> **INSTRUCTIONS FOR THE TASK**
Look through the data for the string "including". Copy every line where it is found.

== MATERIAL

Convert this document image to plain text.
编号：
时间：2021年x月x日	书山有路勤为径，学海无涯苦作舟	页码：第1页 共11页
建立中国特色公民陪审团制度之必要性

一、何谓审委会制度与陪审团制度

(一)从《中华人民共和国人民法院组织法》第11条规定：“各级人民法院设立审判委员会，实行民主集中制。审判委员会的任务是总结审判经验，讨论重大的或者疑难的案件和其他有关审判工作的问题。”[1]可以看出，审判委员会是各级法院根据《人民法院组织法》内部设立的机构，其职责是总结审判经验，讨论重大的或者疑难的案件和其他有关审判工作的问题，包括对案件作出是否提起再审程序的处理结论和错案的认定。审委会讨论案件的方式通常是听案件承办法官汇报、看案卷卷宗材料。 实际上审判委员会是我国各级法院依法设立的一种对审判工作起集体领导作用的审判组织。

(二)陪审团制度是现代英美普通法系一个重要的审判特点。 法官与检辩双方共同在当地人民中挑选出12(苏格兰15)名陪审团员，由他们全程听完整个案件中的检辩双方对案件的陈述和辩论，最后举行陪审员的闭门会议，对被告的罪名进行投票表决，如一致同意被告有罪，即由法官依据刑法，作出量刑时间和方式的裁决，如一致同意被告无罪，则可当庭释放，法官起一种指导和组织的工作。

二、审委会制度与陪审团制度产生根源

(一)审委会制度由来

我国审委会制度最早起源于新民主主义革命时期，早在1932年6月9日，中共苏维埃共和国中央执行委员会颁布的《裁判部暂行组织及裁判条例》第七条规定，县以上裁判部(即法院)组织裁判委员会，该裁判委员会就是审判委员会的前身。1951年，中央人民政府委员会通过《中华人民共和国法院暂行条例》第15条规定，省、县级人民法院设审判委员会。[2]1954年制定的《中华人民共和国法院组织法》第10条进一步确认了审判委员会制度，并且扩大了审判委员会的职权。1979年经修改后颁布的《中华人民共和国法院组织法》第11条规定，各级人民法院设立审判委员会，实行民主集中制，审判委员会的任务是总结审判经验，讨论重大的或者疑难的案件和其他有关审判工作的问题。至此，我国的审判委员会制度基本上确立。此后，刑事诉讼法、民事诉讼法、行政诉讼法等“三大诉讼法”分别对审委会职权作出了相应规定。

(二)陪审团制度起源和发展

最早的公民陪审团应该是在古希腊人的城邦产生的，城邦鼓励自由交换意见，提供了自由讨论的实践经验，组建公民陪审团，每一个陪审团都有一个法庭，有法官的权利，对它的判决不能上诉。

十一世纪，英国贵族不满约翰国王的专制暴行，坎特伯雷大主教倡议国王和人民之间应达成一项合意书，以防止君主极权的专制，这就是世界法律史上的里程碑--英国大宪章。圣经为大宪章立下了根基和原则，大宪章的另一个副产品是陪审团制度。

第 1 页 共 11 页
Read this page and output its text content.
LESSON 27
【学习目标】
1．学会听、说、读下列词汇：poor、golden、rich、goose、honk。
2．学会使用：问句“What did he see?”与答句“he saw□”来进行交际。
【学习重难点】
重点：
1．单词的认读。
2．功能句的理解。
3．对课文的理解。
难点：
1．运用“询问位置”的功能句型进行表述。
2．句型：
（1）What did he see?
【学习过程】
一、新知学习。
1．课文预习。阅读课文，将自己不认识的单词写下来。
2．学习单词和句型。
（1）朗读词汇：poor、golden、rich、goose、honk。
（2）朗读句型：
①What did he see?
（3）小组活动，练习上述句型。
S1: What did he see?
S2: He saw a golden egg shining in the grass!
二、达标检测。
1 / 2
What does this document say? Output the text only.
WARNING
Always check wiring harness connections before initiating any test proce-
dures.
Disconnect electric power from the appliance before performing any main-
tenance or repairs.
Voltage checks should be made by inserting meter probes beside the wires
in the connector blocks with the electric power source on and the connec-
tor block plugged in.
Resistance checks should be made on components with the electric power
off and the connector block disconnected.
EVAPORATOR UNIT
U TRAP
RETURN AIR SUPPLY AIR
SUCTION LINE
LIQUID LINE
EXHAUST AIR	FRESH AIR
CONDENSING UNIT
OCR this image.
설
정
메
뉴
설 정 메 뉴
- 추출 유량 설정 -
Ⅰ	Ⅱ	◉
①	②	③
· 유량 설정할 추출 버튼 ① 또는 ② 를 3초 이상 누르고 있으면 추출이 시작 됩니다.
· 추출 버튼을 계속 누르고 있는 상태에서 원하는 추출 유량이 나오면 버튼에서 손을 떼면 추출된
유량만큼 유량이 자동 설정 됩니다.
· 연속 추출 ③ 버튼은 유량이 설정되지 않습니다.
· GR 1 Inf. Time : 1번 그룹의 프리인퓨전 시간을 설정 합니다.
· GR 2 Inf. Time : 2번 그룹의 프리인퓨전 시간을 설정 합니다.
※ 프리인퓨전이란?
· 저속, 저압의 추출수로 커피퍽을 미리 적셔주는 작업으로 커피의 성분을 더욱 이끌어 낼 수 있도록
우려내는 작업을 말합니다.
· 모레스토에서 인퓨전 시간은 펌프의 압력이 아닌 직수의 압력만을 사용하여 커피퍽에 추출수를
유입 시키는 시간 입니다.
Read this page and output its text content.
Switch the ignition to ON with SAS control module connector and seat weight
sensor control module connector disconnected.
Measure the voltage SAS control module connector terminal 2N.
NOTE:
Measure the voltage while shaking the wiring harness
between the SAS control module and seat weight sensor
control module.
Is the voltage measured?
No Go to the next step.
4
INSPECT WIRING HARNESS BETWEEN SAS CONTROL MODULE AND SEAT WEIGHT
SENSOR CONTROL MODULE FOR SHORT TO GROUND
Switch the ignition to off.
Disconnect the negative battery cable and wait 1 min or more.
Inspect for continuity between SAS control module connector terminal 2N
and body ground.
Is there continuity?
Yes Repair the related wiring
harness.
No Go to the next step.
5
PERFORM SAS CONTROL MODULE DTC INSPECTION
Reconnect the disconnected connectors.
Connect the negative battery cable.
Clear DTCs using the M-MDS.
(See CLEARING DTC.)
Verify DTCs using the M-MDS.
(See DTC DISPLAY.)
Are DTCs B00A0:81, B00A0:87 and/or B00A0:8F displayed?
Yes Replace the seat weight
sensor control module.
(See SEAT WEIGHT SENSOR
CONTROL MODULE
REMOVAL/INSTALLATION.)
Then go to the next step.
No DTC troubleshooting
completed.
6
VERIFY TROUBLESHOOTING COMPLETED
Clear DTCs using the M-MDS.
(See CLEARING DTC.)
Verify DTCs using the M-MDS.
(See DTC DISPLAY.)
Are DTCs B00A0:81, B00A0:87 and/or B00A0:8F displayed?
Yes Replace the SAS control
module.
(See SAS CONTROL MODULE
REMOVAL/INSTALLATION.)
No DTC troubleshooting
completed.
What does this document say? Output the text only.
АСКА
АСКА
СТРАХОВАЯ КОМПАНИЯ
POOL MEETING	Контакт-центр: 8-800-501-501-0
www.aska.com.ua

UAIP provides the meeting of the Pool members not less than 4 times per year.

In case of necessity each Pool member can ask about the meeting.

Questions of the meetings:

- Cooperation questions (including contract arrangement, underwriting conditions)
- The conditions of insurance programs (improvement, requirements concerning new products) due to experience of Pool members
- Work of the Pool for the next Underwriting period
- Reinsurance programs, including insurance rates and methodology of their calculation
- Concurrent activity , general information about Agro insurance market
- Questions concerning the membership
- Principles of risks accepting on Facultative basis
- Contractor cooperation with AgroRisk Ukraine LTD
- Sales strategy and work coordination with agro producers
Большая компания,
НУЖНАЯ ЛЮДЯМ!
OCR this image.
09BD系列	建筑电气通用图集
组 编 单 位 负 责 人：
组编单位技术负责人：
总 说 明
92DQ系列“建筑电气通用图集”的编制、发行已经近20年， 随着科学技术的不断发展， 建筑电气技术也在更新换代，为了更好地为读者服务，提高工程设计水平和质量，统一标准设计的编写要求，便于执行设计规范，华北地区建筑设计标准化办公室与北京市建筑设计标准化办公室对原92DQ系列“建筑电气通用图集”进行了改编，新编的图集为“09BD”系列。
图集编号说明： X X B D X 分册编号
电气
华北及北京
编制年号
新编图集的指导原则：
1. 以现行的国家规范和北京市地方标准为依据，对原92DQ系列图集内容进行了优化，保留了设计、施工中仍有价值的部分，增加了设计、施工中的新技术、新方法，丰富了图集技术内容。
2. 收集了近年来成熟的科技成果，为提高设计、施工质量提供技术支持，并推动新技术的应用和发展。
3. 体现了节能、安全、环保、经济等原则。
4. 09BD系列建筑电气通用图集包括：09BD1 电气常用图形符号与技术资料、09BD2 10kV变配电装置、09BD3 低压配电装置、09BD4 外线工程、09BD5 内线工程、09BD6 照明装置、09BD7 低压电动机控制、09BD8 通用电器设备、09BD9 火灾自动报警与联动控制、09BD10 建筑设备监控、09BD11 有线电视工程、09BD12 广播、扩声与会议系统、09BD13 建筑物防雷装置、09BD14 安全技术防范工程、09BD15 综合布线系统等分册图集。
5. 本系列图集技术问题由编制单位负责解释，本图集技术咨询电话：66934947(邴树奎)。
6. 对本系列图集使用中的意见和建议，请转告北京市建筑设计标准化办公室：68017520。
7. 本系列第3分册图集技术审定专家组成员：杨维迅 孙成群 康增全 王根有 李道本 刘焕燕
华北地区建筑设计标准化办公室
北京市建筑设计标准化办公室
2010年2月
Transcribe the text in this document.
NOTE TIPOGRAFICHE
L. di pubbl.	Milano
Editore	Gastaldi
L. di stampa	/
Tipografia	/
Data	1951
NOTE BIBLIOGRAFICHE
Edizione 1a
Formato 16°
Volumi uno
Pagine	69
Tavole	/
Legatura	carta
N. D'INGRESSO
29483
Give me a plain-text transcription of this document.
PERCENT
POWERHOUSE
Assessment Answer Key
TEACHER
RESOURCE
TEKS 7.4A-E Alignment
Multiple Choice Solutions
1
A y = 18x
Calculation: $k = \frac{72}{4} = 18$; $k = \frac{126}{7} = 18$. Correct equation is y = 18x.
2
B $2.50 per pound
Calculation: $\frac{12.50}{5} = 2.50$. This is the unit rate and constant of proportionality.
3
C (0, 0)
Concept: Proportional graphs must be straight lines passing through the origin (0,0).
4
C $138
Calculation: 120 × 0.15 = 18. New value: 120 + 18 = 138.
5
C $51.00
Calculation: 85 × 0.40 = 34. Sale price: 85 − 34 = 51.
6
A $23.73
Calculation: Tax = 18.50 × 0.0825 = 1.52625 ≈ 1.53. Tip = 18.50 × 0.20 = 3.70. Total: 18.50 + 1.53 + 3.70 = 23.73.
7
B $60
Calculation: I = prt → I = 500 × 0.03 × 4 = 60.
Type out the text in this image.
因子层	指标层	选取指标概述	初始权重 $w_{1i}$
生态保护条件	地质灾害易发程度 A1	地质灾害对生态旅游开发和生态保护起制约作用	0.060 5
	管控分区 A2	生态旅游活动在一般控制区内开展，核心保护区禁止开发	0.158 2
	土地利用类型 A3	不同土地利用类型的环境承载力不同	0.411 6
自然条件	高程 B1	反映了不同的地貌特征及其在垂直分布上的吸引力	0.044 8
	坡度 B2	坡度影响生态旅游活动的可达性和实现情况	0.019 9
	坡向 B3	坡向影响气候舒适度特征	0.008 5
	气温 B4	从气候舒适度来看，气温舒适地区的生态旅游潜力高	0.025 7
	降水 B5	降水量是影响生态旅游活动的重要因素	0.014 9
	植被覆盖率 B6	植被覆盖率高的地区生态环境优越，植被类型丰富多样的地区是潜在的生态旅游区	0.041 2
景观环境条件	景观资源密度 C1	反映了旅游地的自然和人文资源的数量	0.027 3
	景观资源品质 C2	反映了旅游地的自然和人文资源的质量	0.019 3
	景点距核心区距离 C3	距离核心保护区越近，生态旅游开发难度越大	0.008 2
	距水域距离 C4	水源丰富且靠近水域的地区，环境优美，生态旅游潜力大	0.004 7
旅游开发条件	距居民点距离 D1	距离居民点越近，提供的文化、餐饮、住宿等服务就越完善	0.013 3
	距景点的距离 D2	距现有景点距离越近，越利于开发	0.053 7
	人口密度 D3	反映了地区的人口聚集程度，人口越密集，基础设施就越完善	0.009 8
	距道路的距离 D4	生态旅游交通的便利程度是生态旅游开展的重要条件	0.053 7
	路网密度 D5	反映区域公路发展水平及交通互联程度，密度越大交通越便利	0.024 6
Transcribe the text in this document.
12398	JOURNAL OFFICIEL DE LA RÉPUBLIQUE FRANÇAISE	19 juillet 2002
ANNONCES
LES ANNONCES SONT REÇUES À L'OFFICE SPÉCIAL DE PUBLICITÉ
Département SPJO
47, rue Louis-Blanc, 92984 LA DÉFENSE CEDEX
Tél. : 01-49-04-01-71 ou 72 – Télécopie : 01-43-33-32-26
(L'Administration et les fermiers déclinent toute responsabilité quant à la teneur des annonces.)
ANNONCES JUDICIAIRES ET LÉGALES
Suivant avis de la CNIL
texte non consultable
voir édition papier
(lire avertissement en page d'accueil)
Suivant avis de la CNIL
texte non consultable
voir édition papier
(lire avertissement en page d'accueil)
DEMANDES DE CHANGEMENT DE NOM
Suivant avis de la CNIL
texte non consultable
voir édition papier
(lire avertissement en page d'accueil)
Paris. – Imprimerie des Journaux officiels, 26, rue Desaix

====

> **RESULT**
- Cooperation questions (including contract arrangement, underwriting conditions)
- Reinsurance programs, including insurance rates and methodology of their calculation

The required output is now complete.